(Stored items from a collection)
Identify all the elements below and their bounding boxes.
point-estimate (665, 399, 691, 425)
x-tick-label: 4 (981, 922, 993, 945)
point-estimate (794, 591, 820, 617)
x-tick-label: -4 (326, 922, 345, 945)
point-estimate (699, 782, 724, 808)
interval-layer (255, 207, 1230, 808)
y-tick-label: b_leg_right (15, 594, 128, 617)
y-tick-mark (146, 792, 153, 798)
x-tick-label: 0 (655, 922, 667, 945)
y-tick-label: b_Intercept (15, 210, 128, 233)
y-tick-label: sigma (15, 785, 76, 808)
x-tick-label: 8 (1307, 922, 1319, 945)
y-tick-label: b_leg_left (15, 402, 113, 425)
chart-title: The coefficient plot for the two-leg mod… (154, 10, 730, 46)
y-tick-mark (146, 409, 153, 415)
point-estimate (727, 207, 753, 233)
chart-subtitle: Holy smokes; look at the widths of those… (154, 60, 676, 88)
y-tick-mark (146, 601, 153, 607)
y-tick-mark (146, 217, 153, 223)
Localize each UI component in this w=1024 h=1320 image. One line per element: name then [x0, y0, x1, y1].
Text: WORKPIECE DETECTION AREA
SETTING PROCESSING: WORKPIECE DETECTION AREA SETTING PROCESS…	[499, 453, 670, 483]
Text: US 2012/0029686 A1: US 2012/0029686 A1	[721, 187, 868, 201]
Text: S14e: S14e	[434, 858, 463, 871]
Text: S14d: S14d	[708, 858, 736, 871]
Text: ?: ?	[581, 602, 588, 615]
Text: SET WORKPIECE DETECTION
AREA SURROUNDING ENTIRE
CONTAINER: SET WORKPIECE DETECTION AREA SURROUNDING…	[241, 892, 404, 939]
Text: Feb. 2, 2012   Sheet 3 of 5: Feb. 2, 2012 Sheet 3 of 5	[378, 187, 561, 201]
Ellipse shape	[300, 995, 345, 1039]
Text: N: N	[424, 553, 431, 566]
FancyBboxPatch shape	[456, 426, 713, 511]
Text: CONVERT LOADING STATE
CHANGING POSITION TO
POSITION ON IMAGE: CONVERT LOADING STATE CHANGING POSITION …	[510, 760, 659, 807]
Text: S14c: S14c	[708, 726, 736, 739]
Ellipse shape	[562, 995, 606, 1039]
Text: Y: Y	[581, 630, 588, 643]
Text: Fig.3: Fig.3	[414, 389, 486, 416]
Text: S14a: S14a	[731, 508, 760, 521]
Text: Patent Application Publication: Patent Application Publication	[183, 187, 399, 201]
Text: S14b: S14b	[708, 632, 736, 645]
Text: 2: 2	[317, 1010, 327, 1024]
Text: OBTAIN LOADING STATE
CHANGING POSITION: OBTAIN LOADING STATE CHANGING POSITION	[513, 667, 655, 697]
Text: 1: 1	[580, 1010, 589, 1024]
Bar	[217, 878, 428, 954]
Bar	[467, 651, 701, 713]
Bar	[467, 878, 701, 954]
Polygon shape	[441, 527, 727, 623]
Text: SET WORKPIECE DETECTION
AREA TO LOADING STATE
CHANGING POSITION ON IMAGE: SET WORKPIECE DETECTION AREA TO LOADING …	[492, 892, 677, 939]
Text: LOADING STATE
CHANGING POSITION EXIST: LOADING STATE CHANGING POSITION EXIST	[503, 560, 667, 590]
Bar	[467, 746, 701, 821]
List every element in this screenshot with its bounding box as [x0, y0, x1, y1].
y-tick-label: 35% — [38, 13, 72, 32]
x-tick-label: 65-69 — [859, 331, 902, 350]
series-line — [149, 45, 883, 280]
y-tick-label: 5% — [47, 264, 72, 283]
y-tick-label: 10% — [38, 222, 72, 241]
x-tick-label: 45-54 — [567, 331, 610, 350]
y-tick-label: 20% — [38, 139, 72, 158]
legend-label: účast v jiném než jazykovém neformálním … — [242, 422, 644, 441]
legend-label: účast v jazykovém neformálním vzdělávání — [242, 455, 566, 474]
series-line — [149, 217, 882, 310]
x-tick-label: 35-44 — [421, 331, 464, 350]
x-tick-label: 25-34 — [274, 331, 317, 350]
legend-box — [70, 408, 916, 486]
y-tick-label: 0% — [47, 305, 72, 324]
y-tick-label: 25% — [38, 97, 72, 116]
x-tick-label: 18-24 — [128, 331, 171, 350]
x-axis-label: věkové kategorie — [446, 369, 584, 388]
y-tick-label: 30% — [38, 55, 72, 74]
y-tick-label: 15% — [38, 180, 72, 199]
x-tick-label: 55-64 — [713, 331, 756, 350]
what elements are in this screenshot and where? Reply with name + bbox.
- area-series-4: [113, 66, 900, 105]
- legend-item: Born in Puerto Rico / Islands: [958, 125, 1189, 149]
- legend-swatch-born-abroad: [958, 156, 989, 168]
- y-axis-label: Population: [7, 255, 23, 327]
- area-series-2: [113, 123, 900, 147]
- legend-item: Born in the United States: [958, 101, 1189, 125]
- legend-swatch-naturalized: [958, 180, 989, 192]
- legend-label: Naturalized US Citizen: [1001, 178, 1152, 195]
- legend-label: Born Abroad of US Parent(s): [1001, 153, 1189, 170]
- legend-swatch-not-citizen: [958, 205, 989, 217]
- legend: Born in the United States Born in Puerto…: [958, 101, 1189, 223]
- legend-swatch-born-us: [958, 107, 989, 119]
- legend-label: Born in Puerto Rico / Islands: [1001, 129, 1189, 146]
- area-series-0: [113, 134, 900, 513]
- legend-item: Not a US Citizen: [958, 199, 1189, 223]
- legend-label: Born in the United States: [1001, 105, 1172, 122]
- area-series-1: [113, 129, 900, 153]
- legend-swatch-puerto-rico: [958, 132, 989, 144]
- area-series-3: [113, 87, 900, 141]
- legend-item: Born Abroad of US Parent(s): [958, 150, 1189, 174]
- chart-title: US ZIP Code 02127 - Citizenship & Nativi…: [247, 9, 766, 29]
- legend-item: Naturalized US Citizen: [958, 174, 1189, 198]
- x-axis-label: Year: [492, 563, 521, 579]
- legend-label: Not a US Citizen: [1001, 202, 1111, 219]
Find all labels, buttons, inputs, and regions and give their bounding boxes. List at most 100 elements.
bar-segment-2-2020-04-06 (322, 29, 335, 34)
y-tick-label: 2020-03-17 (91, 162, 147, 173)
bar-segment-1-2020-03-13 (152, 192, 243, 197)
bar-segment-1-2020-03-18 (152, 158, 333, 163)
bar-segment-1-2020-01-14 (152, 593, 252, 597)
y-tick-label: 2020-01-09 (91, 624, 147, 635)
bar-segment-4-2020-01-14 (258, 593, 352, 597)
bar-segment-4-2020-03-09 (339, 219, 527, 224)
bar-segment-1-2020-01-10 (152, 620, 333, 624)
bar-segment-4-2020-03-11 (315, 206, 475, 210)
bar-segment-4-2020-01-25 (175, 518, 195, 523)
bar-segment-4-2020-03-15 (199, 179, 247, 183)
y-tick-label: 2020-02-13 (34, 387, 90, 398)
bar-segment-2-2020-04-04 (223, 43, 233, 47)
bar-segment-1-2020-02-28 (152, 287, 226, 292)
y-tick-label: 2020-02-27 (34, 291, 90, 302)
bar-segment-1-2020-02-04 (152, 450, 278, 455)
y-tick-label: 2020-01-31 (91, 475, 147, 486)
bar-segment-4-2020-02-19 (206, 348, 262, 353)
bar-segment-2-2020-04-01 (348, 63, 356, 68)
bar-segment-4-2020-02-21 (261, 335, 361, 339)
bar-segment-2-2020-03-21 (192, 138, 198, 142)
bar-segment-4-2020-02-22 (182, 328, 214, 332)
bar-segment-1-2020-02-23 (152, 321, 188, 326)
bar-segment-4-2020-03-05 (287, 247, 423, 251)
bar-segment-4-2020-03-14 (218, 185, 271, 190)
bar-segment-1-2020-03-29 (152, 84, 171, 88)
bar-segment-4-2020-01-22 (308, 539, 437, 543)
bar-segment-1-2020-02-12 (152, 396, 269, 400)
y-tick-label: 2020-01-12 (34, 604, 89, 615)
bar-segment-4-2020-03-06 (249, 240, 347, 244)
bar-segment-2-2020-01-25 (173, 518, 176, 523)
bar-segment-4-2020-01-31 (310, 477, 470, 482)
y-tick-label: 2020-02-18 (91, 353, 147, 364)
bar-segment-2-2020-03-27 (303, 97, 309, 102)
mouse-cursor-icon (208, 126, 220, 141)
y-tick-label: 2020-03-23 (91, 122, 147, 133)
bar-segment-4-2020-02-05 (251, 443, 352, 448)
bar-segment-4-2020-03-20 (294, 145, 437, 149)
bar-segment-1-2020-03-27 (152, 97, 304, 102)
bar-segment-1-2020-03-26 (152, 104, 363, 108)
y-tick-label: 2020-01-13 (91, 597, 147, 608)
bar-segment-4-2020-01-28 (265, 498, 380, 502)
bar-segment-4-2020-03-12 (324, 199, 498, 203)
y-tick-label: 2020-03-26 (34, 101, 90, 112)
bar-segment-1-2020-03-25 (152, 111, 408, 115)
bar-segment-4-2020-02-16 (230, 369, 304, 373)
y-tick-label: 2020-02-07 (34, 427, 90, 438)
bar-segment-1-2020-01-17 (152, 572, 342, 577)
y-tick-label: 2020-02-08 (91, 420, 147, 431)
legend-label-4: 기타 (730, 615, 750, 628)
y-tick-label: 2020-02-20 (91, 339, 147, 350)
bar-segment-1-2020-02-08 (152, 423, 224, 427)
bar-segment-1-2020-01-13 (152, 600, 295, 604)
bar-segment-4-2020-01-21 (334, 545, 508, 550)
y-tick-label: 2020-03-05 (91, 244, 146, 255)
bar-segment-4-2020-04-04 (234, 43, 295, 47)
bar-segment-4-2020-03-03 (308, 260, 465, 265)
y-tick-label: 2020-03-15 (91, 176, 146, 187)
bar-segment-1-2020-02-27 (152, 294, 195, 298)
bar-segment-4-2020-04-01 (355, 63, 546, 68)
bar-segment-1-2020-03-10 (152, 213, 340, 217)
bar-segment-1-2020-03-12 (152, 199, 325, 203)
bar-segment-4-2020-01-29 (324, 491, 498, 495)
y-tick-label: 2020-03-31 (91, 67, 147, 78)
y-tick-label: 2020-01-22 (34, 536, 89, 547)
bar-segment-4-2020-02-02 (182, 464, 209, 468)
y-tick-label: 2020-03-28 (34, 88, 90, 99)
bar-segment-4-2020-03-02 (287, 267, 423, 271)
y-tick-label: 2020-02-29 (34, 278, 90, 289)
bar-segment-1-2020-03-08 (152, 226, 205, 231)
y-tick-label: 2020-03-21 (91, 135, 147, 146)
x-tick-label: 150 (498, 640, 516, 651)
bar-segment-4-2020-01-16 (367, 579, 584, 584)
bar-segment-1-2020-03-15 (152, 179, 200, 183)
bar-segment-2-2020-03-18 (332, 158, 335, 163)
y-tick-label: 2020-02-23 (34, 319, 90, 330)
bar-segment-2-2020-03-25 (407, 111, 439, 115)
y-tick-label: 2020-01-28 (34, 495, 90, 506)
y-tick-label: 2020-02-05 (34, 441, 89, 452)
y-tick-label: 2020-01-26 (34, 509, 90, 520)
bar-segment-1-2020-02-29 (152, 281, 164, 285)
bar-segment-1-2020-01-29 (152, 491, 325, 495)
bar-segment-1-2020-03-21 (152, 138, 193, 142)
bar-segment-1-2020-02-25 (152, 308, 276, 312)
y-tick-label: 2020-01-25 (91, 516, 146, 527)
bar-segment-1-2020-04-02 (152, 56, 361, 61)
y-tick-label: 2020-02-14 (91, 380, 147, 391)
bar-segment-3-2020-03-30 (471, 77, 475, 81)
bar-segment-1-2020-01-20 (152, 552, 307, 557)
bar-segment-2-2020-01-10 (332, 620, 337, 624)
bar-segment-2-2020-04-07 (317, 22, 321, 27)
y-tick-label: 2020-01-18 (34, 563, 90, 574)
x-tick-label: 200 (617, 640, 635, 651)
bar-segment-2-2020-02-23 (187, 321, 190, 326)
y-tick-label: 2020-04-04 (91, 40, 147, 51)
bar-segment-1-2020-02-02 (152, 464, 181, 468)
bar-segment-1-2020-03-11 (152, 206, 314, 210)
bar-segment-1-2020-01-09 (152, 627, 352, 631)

**TASK BRIEF:** Reproduce the data word for word, starting with its first line and ending after the line that contains "point-estimate (699, 782, 724, 808)".

**TASK ANSWER:**
Identify all the elements below and their bounding boxes.
point-estimate (665, 399, 691, 425)
x-tick-label: 4 (981, 922, 993, 945)
point-estimate (794, 591, 820, 617)
x-tick-label: -4 (326, 922, 345, 945)
point-estimate (699, 782, 724, 808)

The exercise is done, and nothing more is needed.